*JOB*
In the material below, list every line carrying the string "icon".

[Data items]
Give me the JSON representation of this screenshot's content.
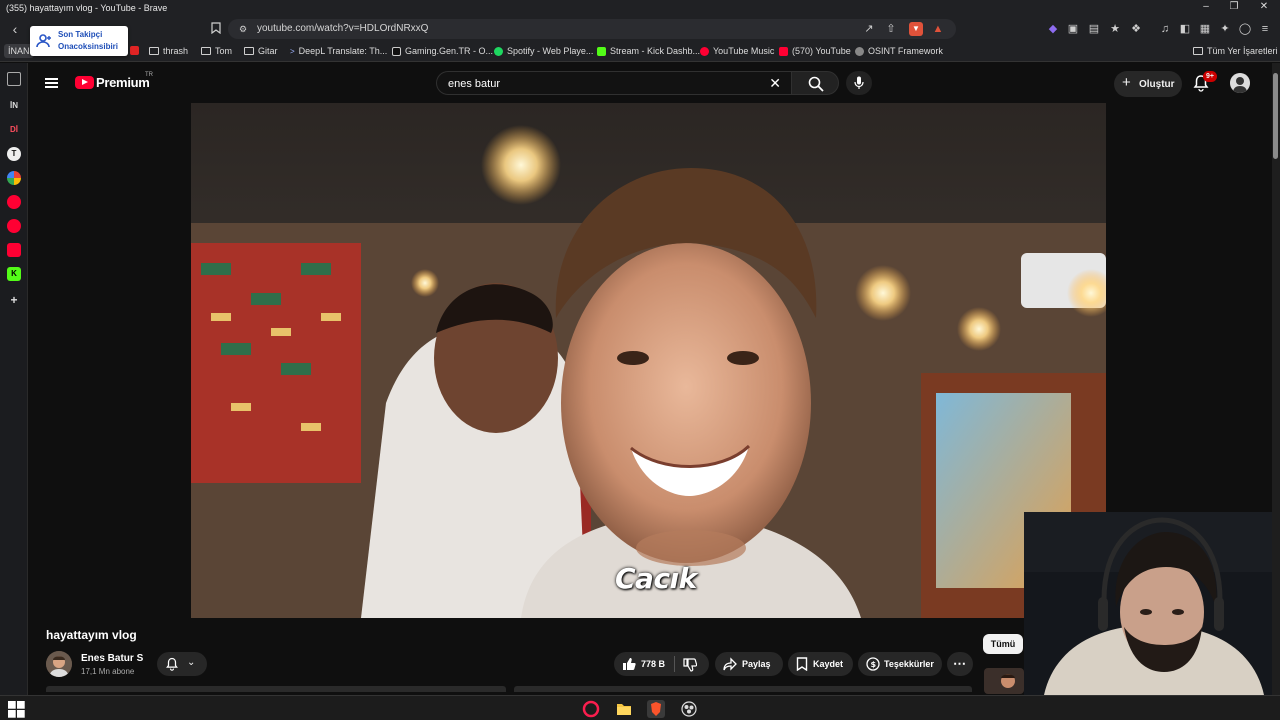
{
  "window": {
    "title": "(355) hayattayım vlog - YouTube - Brave"
  },
  "browser": {
    "url": "youtube.com/watch?v=HDLOrdNRxxQ",
    "popup": {
      "line1": "Son Takipçi",
      "line2": "Onacoksinsibiri"
    },
    "bookmarks": [
      {
        "label": "İNAN",
        "icon": "tag-icon"
      },
      {
        "label": "thrash",
        "icon": "folder-icon"
      },
      {
        "label": "Tom",
        "icon": "folder-icon"
      },
      {
        "label": "Gitar",
        "icon": "folder-icon"
      },
      {
        "label": "DeepL Translate: Th...",
        "icon": "deepl-icon"
      },
      {
        "label": "Gaming.Gen.TR - O...",
        "icon": "gaming-icon"
      },
      {
        "label": "Spotify - Web Playe...",
        "icon": "spotify-icon"
      },
      {
        "label": "Stream - Kick Dashb...",
        "icon": "kick-icon"
      },
      {
        "label": "YouTube Music",
        "icon": "ytmusic-icon"
      },
      {
        "label": "(570) YouTube",
        "icon": "youtube-icon"
      },
      {
        "label": "OSINT Framework",
        "icon": "osint-icon"
      }
    ],
    "all_bookmarks": "Tüm Yer İşaretleri",
    "sidebar_items": [
      "İN",
      "Dİ"
    ]
  },
  "youtube": {
    "logo_text": "Premium",
    "logo_region": "TR",
    "search_value": "enes batur",
    "create_label": "Oluştur",
    "notif_badge": "9+",
    "video": {
      "subtitle": "Cacık"
    },
    "title": "hayattayım vlog",
    "channel": {
      "name": "Enes Batur S",
      "subs": "17,1 Mn abone"
    },
    "likes": "778 B",
    "share_label": "Paylaş",
    "save_label": "Kaydet",
    "thanks_label": "Teşekkürler",
    "filter_chip": "Tümü"
  },
  "colors": {
    "brand_red": "#ff0033",
    "bg": "#0f0f0f",
    "chip": "#272727"
  }
}
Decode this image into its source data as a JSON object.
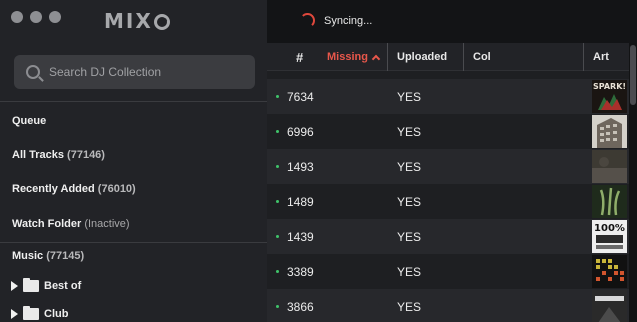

*REPLY*
        "icon": "tag-icon"
        "icon": "folder-icon"
        "icon": "folder-icon"
        "icon": "folder-icon"
        "icon": "deepl-icon"
        "icon": "gaming-icon"
        "icon": "spotify-icon"
        "icon": "kick-icon"
        "icon": "ytmusic-icon"
        "icon": "youtube-icon"
        "icon": "osint-icon"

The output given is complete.